> [Short problem]
Only a number is wanted. Count the lines holding the string "sensitivity".

[Some records]

-- begin --

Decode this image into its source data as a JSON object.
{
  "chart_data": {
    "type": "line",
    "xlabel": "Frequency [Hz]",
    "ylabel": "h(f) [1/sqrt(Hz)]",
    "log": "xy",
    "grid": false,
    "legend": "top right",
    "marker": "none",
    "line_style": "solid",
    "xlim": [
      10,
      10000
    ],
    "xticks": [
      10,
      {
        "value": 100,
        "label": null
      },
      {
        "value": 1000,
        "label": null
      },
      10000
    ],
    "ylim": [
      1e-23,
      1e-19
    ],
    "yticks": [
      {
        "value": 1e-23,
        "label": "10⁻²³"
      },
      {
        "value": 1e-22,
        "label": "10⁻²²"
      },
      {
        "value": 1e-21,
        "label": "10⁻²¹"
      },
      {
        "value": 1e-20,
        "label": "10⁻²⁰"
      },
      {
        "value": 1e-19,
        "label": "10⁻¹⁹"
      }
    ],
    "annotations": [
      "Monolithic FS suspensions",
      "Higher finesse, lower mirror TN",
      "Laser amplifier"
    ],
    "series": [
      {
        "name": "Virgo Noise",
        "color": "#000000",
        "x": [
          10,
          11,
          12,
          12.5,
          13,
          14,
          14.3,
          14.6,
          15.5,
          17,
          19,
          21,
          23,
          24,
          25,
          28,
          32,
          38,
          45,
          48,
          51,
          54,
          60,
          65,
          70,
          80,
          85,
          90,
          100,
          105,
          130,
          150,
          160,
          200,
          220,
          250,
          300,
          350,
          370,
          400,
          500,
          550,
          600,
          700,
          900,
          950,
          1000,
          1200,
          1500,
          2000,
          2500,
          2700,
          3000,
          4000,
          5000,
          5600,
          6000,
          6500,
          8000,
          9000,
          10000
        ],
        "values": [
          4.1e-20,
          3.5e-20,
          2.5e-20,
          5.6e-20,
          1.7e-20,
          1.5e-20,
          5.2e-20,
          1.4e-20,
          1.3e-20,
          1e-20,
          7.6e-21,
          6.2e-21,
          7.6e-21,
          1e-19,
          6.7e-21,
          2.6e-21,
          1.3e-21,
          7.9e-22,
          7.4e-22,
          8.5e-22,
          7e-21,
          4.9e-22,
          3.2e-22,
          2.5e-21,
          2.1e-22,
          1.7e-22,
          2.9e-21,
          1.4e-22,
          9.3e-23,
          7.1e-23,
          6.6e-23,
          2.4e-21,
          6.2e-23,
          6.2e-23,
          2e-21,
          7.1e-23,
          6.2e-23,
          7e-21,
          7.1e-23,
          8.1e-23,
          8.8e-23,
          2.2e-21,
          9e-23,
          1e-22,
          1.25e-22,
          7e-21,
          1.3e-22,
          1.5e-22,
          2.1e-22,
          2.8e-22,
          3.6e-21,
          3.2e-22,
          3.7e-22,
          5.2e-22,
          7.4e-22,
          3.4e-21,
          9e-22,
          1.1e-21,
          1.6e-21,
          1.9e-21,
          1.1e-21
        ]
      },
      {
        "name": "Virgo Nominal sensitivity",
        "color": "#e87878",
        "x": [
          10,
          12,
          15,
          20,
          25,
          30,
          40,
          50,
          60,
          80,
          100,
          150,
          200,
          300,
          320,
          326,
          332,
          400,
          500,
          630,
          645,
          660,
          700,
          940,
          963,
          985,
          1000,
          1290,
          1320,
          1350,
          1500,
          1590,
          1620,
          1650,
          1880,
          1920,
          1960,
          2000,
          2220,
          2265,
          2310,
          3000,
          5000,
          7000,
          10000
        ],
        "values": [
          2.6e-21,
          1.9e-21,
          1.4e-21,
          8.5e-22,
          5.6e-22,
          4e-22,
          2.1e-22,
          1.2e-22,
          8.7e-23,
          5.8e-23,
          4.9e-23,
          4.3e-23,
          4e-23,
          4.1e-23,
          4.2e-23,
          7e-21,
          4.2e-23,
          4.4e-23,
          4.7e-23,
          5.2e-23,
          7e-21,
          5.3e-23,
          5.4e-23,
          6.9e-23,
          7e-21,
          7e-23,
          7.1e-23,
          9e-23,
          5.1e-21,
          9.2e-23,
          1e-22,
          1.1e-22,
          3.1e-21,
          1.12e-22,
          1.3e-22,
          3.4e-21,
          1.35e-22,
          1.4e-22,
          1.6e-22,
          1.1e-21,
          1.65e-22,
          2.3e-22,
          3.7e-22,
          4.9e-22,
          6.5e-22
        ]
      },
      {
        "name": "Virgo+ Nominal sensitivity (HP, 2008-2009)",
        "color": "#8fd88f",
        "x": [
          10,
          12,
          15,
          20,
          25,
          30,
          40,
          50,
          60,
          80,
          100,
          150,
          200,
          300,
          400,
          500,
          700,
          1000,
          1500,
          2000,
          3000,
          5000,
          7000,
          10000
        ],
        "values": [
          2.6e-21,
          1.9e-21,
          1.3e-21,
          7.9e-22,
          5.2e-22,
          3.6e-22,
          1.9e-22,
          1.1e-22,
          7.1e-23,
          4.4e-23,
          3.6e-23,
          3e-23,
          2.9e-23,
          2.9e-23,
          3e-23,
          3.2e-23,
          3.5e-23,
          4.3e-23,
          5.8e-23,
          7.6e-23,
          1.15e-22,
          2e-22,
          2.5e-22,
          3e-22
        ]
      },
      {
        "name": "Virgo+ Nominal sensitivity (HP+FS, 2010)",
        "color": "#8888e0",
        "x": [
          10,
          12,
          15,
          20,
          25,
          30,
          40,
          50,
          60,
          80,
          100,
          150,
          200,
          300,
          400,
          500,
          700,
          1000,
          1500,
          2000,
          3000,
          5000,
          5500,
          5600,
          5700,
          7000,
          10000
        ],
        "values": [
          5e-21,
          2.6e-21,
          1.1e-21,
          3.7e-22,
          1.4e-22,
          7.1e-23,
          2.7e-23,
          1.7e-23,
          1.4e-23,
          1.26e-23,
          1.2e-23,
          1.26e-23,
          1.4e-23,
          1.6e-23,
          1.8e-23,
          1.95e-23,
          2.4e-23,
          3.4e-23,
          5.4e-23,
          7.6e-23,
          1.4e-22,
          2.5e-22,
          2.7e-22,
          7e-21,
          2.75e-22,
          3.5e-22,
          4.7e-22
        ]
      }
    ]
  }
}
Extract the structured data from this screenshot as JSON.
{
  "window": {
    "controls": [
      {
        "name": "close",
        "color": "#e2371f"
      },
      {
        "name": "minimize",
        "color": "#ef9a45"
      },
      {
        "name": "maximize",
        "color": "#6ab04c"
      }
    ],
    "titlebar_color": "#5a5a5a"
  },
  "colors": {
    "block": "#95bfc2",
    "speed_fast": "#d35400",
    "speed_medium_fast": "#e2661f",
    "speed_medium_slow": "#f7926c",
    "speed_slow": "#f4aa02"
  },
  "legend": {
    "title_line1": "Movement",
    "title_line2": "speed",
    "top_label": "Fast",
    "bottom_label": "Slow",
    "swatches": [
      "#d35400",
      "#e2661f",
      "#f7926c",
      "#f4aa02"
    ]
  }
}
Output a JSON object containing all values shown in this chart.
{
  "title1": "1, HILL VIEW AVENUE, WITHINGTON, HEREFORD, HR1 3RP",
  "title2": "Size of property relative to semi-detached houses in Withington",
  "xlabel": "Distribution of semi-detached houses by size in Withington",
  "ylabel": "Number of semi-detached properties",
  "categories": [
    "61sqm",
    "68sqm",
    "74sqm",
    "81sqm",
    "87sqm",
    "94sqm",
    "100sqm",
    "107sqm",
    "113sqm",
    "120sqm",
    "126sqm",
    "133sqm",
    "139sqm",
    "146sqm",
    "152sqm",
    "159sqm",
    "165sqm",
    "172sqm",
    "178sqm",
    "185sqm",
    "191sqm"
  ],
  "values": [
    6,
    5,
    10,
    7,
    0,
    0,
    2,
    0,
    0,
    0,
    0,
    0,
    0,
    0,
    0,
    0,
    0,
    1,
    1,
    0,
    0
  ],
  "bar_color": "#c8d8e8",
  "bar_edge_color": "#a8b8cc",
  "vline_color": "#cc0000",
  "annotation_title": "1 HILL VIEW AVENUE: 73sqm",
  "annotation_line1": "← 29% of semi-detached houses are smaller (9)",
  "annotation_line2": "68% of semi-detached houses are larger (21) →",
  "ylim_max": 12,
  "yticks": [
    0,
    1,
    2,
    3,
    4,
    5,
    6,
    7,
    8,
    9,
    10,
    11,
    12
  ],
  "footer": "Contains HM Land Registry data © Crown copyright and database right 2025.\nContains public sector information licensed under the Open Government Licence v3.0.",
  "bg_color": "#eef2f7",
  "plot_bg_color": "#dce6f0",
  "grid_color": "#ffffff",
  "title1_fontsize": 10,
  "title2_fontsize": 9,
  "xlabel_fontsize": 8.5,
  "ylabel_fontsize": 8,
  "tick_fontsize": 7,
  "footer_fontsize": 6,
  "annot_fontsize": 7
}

-- end --

> [Written solution]
3